╭──

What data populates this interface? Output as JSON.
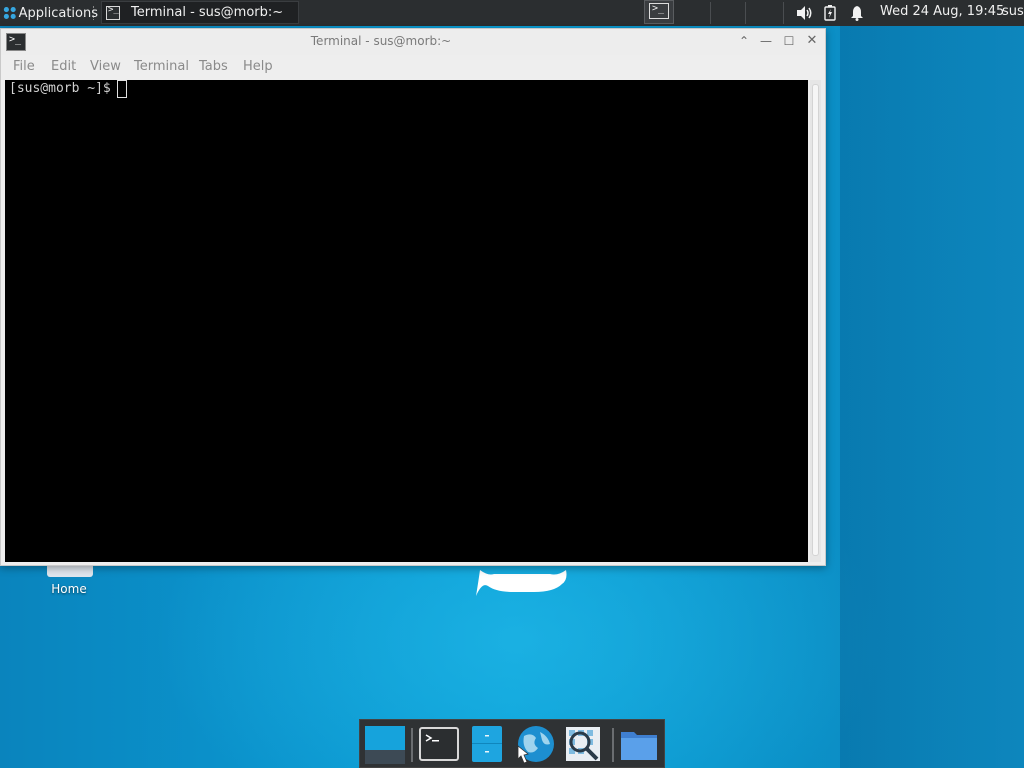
{
  "top_panel": {
    "applications_label": "Applications",
    "task_label": "Terminal - sus@morb:~",
    "term_glyph": ">_",
    "clock": "Wed 24 Aug, 19:45",
    "user": "sus",
    "icons": {
      "applications": "xfce-apps-icon",
      "workspace": "workspace-switcher-icon",
      "volume": "volume-icon",
      "battery": "battery-icon",
      "notifications": "bell-icon"
    }
  },
  "desktop": {
    "home_label": "Home"
  },
  "window": {
    "title": "Terminal - sus@morb:~",
    "icon_glyph": ">_",
    "menu": [
      "File",
      "Edit",
      "View",
      "Terminal",
      "Tabs",
      "Help"
    ],
    "controls": {
      "up": "⌃",
      "minimize": "—",
      "maximize": "☐",
      "close": "✕"
    },
    "terminal": {
      "prompt": "[sus@morb ~]$"
    }
  },
  "dock": {
    "items": [
      "show-desktop",
      "terminal",
      "file-manager",
      "web-browser",
      "app-finder",
      "home-folder"
    ]
  },
  "colors": {
    "panel_bg": "#2b2e30",
    "desktop_blue": "#0a9bd4",
    "terminal_bg": "#000000"
  }
}
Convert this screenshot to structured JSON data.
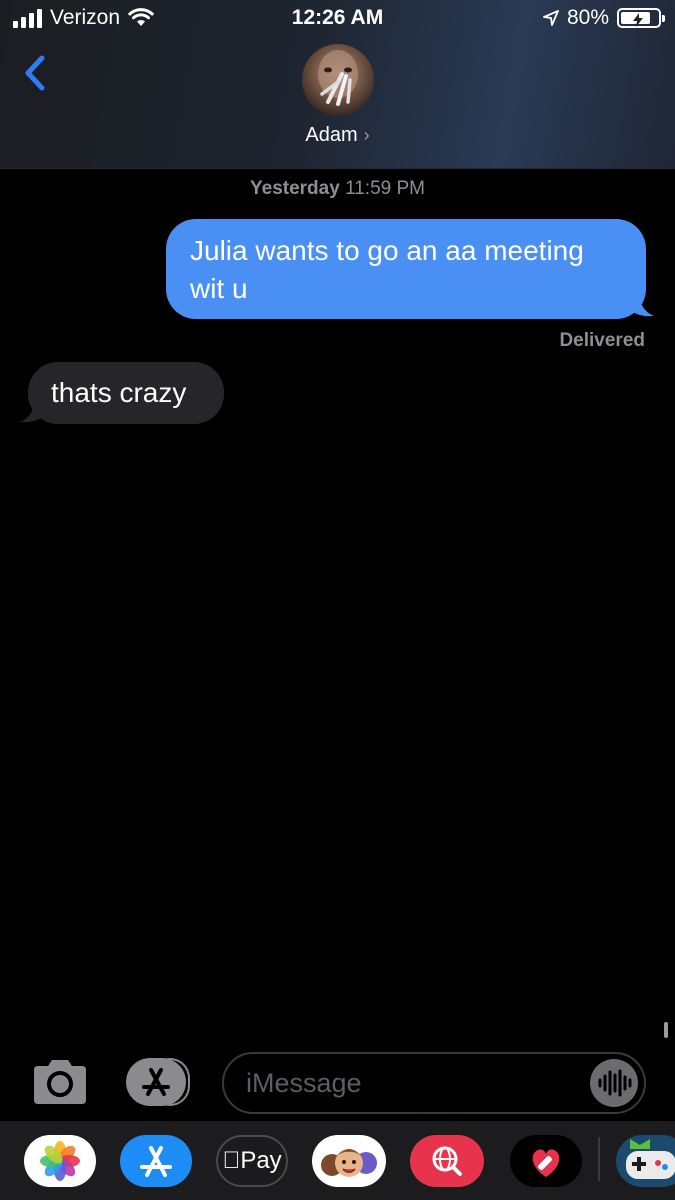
{
  "status_bar": {
    "carrier": "Verizon",
    "time": "12:26 AM",
    "battery": "80%",
    "battery_level": 0.8,
    "signal_bars": 4
  },
  "header": {
    "contact_name": "Adam",
    "contact_chevron": "›"
  },
  "conversation": {
    "timestamp_day": "Yesterday",
    "timestamp_time": "11:59 PM",
    "messages": [
      {
        "direction": "outgoing",
        "text": "Julia wants to go an aa meeting wit u"
      },
      {
        "direction": "incoming",
        "text": "thats crazy"
      }
    ],
    "delivered_label": "Delivered"
  },
  "input_bar": {
    "placeholder": "iMessage"
  },
  "app_drawer": {
    "apple_pay_label": "Pay",
    "icons": [
      "photos-icon",
      "app-store-icon",
      "apple-pay-icon",
      "memoji-icon",
      "web-search-icon",
      "digital-touch-icon",
      "game-app-icon"
    ]
  },
  "colors": {
    "outgoing_bubble": "#4a8ff3",
    "incoming_bubble": "#26262a",
    "back_chevron": "#2f7cf6",
    "app_store_blue": "#1e8cf5",
    "search_red": "#e8334c"
  }
}
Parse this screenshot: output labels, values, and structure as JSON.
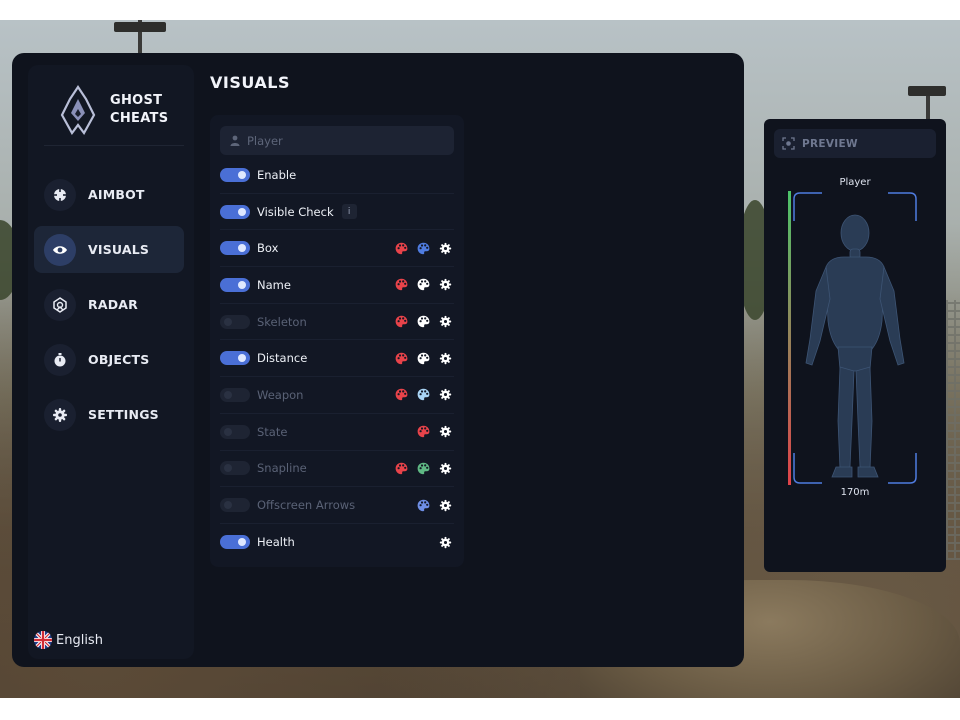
{
  "brand": {
    "line1": "GHOST",
    "line2": "CHEATS"
  },
  "nav": [
    {
      "id": "aimbot",
      "label": "AIMBOT",
      "icon": "crosshair-icon",
      "active": false
    },
    {
      "id": "visuals",
      "label": "VISUALS",
      "icon": "eye-icon",
      "active": true
    },
    {
      "id": "radar",
      "label": "RADAR",
      "icon": "radar-icon",
      "active": false
    },
    {
      "id": "objects",
      "label": "OBJECTS",
      "icon": "stopwatch-icon",
      "active": false
    },
    {
      "id": "settings",
      "label": "SETTINGS",
      "icon": "gear-icon",
      "active": false
    }
  ],
  "language": {
    "label": "English",
    "flag": "uk-flag-icon"
  },
  "page": {
    "title": "VISUALS"
  },
  "filter": {
    "label": "Player",
    "icon": "user-icon"
  },
  "options": [
    {
      "label": "Enable",
      "on": true,
      "info": false,
      "colors": [],
      "gear": false
    },
    {
      "label": "Visible Check",
      "on": true,
      "info": true,
      "colors": [],
      "gear": false
    },
    {
      "label": "Box",
      "on": true,
      "info": false,
      "colors": [
        "#e8434a",
        "#4f7ce0"
      ],
      "gear": true
    },
    {
      "label": "Name",
      "on": true,
      "info": false,
      "colors": [
        "#e8434a",
        "#ffffff"
      ],
      "gear": true
    },
    {
      "label": "Skeleton",
      "on": false,
      "info": false,
      "colors": [
        "#e8434a",
        "#ffffff"
      ],
      "gear": true
    },
    {
      "label": "Distance",
      "on": true,
      "info": false,
      "colors": [
        "#e8434a",
        "#ffffff"
      ],
      "gear": true
    },
    {
      "label": "Weapon",
      "on": false,
      "info": false,
      "colors": [
        "#e8434a",
        "#a9d4f5"
      ],
      "gear": true
    },
    {
      "label": "State",
      "on": false,
      "info": false,
      "colors": [
        "#e8434a"
      ],
      "gear": true
    },
    {
      "label": "Snapline",
      "on": false,
      "info": false,
      "colors": [
        "#e8434a",
        "#5fb884"
      ],
      "gear": true
    },
    {
      "label": "Offscreen Arrows",
      "on": false,
      "info": false,
      "colors": [
        "#6f8fe6"
      ],
      "gear": true
    },
    {
      "label": "Health",
      "on": true,
      "info": false,
      "colors": [],
      "gear": true
    }
  ],
  "info_glyph": "i",
  "preview": {
    "title": "PREVIEW",
    "icon": "camera-scan-icon",
    "player_name": "Player",
    "distance": "170m",
    "box_color": "#4f7ce0",
    "health_colors": [
      "#4cc46a",
      "#e0434a"
    ]
  }
}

╰──

The exercise: Every record above must be given again exactly; drop the pictures.

Exercise solution:
What data populates this interface? Output as JSON.
{
  "top_panel": {
    "applications_label": "Applications",
    "task_label": "Terminal - sus@morb:~",
    "term_glyph": ">_",
    "clock": "Wed 24 Aug, 19:45",
    "user": "sus",
    "icons": {
      "applications": "xfce-apps-icon",
      "workspace": "workspace-switcher-icon",
      "volume": "volume-icon",
      "battery": "battery-icon",
      "notifications": "bell-icon"
    }
  },
  "desktop": {
    "home_label": "Home"
  },
  "window": {
    "title": "Terminal - sus@morb:~",
    "icon_glyph": ">_",
    "menu": [
      "File",
      "Edit",
      "View",
      "Terminal",
      "Tabs",
      "Help"
    ],
    "controls": {
      "up": "⌃",
      "minimize": "—",
      "maximize": "☐",
      "close": "✕"
    },
    "terminal": {
      "prompt": "[sus@morb ~]$"
    }
  },
  "dock": {
    "items": [
      "show-desktop",
      "terminal",
      "file-manager",
      "web-browser",
      "app-finder",
      "home-folder"
    ]
  },
  "colors": {
    "panel_bg": "#2b2e30",
    "desktop_blue": "#0a9bd4",
    "terminal_bg": "#000000"
  }
}
Convert this screenshot to structured JSON data.
{
  "status_bar": {
    "carrier": "Verizon",
    "time": "12:26 AM",
    "battery": "80%",
    "battery_level": 0.8,
    "signal_bars": 4
  },
  "header": {
    "contact_name": "Adam",
    "contact_chevron": "›"
  },
  "conversation": {
    "timestamp_day": "Yesterday",
    "timestamp_time": "11:59 PM",
    "messages": [
      {
        "direction": "outgoing",
        "text": "Julia wants to go an aa meeting wit u"
      },
      {
        "direction": "incoming",
        "text": "thats crazy"
      }
    ],
    "delivered_label": "Delivered"
  },
  "input_bar": {
    "placeholder": "iMessage"
  },
  "app_drawer": {
    "apple_pay_label": "Pay",
    "icons": [
      "photos-icon",
      "app-store-icon",
      "apple-pay-icon",
      "memoji-icon",
      "web-search-icon",
      "digital-touch-icon",
      "game-app-icon"
    ]
  },
  "colors": {
    "outgoing_bubble": "#4a8ff3",
    "incoming_bubble": "#26262a",
    "back_chevron": "#2f7cf6",
    "app_store_blue": "#1e8cf5",
    "search_red": "#e8334c"
  }
}
Parse this screenshot: output labels, values, and structure as JSON.
{
  "brand": {
    "line1": "GHOST",
    "line2": "CHEATS"
  },
  "nav": [
    {
      "id": "aimbot",
      "label": "AIMBOT",
      "icon": "crosshair-icon",
      "active": false
    },
    {
      "id": "visuals",
      "label": "VISUALS",
      "icon": "eye-icon",
      "active": true
    },
    {
      "id": "radar",
      "label": "RADAR",
      "icon": "radar-icon",
      "active": false
    },
    {
      "id": "objects",
      "label": "OBJECTS",
      "icon": "stopwatch-icon",
      "active": false
    },
    {
      "id": "settings",
      "label": "SETTINGS",
      "icon": "gear-icon",
      "active": false
    }
  ],
  "language": {
    "label": "English",
    "flag": "uk-flag-icon"
  },
  "page": {
    "title": "VISUALS"
  },
  "filter": {
    "label": "Player",
    "icon": "user-icon"
  },
  "options": [
    {
      "label": "Enable",
      "on": true,
      "info": false,
      "colors": [],
      "gear": false
    },
    {
      "label": "Visible Check",
      "on": true,
      "info": true,
      "colors": [],
      "gear": false
    },
    {
      "label": "Box",
      "on": true,
      "info": false,
      "colors": [
        "#e8434a",
        "#4f7ce0"
      ],
      "gear": true
    },
    {
      "label": "Name",
      "on": true,
      "info": false,
      "colors": [
        "#e8434a",
        "#ffffff"
      ],
      "gear": true
    },
    {
      "label": "Skeleton",
      "on": false,
      "info": false,
      "colors": [
        "#e8434a",
        "#ffffff"
      ],
      "gear": true
    },
    {
      "label": "Distance",
      "on": true,
      "info": false,
      "colors": [
        "#e8434a",
        "#ffffff"
      ],
      "gear": true
    },
    {
      "label": "Weapon",
      "on": false,
      "info": false,
      "colors": [
        "#e8434a",
        "#a9d4f5"
      ],
      "gear": true
    },
    {
      "label": "State",
      "on": false,
      "info": false,
      "colors": [
        "#e8434a"
      ],
      "gear": true
    },
    {
      "label": "Snapline",
      "on": false,
      "info": false,
      "colors": [
        "#e8434a",
        "#5fb884"
      ],
      "gear": true
    },
    {
      "label": "Offscreen Arrows",
      "on": false,
      "info": false,
      "colors": [
        "#6f8fe6"
      ],
      "gear": true
    },
    {
      "label": "Health",
      "on": true,
      "info": false,
      "colors": [],
      "gear": true
    }
  ],
  "info_glyph": "i",
  "preview": {
    "title": "PREVIEW",
    "icon": "camera-scan-icon",
    "player_name": "Player",
    "distance": "170m",
    "box_color": "#4f7ce0",
    "health_colors": [
      "#4cc46a",
      "#e0434a"
    ]
  }
}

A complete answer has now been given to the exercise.